● TASK GOAL:
Scan the data beneath this task and copy each line that includes "color".

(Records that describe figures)

▬▬▬▬▬▬▬▬▬▬

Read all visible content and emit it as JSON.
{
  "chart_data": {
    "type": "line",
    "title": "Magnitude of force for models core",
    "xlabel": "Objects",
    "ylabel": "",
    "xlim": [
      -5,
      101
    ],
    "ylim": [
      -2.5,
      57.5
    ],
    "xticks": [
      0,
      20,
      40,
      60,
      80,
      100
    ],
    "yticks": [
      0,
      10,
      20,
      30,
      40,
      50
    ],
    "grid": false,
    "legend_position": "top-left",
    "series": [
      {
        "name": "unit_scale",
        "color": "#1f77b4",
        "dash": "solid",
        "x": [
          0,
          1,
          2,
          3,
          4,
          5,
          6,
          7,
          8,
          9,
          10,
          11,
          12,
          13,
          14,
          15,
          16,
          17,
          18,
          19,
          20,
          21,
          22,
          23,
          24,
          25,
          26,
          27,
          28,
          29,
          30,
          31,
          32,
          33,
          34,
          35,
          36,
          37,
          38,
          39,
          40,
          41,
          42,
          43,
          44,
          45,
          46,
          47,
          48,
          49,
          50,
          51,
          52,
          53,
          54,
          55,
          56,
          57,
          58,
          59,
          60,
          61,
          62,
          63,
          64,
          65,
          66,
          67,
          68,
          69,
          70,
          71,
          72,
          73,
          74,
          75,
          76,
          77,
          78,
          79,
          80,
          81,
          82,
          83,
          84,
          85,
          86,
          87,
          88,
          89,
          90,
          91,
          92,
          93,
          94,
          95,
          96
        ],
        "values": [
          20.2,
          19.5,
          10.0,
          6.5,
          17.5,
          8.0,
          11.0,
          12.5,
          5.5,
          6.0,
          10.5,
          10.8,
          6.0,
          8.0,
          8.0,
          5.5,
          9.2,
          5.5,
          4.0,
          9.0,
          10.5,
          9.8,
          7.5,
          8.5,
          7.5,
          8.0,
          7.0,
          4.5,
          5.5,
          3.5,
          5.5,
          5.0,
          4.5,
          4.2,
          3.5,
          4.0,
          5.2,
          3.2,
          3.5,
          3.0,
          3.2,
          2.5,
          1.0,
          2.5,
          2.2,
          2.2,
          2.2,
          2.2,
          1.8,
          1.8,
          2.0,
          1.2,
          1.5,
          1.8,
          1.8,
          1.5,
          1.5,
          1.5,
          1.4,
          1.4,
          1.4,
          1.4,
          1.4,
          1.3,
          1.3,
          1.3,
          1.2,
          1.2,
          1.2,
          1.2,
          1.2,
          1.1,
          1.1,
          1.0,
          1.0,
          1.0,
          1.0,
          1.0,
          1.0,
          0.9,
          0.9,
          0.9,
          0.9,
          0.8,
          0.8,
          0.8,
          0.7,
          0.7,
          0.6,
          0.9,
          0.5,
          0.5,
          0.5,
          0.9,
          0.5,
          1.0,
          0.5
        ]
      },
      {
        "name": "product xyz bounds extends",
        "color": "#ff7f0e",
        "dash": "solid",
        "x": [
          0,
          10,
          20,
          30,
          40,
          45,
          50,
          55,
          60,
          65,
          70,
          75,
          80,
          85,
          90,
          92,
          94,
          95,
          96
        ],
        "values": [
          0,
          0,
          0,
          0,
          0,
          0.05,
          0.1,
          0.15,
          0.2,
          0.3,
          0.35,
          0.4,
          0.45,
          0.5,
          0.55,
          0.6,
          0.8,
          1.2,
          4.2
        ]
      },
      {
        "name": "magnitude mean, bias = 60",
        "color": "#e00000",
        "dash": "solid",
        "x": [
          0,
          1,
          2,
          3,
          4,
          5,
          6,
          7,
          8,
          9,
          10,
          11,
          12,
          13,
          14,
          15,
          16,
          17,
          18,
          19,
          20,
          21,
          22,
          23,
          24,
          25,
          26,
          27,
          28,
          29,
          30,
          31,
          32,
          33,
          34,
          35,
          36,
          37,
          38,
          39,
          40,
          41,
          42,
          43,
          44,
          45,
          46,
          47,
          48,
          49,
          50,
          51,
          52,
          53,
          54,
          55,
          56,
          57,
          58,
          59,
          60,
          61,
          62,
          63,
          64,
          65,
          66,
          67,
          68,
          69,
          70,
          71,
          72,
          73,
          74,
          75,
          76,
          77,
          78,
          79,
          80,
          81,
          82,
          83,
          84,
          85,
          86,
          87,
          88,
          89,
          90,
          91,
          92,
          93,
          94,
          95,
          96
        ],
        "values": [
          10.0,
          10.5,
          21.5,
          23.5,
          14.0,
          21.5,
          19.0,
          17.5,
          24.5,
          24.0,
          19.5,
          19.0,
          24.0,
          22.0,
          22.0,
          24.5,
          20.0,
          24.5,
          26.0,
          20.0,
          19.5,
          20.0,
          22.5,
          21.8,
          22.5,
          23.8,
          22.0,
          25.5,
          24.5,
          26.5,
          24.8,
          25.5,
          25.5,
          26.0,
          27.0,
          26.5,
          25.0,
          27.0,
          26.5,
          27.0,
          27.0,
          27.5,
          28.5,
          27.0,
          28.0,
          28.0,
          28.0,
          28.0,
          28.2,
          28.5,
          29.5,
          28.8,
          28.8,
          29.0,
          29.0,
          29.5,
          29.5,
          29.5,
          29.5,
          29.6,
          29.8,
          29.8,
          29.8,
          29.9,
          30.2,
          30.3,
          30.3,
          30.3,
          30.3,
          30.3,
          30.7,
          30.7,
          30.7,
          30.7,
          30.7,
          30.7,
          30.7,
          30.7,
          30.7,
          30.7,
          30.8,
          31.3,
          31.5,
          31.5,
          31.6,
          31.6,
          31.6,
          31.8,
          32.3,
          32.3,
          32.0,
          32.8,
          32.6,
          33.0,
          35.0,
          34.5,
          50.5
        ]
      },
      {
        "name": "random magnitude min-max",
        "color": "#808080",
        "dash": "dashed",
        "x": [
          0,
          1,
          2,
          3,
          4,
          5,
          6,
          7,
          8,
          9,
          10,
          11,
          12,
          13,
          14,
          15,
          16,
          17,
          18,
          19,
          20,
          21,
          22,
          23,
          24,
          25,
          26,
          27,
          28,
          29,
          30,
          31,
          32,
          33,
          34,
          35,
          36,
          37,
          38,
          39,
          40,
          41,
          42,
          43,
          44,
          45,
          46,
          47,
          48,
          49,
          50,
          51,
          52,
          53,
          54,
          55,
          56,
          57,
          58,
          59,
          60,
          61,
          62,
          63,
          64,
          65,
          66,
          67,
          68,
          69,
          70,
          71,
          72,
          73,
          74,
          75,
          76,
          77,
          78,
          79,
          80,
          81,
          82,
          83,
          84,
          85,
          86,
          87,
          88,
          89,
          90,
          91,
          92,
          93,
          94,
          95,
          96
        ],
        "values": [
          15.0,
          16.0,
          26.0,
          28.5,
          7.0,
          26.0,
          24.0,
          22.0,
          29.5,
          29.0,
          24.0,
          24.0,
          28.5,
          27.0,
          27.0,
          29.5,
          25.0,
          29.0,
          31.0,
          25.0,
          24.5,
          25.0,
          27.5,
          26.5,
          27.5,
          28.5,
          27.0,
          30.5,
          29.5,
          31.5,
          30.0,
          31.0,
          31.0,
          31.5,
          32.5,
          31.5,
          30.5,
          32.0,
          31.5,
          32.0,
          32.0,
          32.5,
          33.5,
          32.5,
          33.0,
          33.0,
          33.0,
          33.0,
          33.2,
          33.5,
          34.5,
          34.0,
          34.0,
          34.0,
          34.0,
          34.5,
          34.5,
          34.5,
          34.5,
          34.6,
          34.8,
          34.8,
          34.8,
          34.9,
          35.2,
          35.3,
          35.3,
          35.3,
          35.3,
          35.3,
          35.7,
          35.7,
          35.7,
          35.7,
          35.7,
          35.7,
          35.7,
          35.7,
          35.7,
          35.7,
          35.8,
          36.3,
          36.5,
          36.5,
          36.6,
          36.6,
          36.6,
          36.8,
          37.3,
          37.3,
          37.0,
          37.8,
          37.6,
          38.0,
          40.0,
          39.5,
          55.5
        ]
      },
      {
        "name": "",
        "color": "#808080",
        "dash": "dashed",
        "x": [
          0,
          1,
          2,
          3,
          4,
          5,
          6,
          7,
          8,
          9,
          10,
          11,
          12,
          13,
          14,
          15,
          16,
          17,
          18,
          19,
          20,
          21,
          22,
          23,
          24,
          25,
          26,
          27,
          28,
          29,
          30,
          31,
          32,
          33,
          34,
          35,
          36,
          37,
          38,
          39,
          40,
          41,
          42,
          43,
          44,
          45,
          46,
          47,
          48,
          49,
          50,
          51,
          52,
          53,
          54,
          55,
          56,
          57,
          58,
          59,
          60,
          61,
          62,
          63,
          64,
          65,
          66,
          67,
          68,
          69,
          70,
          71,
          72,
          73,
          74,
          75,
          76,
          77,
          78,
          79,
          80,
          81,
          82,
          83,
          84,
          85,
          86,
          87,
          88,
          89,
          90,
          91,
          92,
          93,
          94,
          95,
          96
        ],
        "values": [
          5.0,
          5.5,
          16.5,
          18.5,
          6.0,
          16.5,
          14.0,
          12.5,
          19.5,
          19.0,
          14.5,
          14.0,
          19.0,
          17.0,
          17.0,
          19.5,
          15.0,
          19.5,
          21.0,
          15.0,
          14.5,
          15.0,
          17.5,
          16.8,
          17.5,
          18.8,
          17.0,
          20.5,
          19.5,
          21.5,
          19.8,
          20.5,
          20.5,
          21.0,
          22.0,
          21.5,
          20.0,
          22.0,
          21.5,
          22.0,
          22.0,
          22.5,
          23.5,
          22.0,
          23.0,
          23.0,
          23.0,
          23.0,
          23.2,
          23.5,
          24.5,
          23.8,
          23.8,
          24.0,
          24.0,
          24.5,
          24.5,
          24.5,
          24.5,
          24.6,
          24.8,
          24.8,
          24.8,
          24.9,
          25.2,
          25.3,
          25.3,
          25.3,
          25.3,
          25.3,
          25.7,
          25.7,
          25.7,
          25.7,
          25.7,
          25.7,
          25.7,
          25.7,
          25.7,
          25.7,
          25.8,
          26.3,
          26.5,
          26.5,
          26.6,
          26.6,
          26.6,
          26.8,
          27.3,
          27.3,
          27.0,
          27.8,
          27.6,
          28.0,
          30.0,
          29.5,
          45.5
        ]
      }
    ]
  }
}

▬▬▬▬▬▬▬▬▬▬

● ANSWER FOR THE TASK:
        "color": "#1f77b4",
        "color": "#ff7f0e",
        "color": "#e00000",
        "color": "#808080",
        "color": "#808080",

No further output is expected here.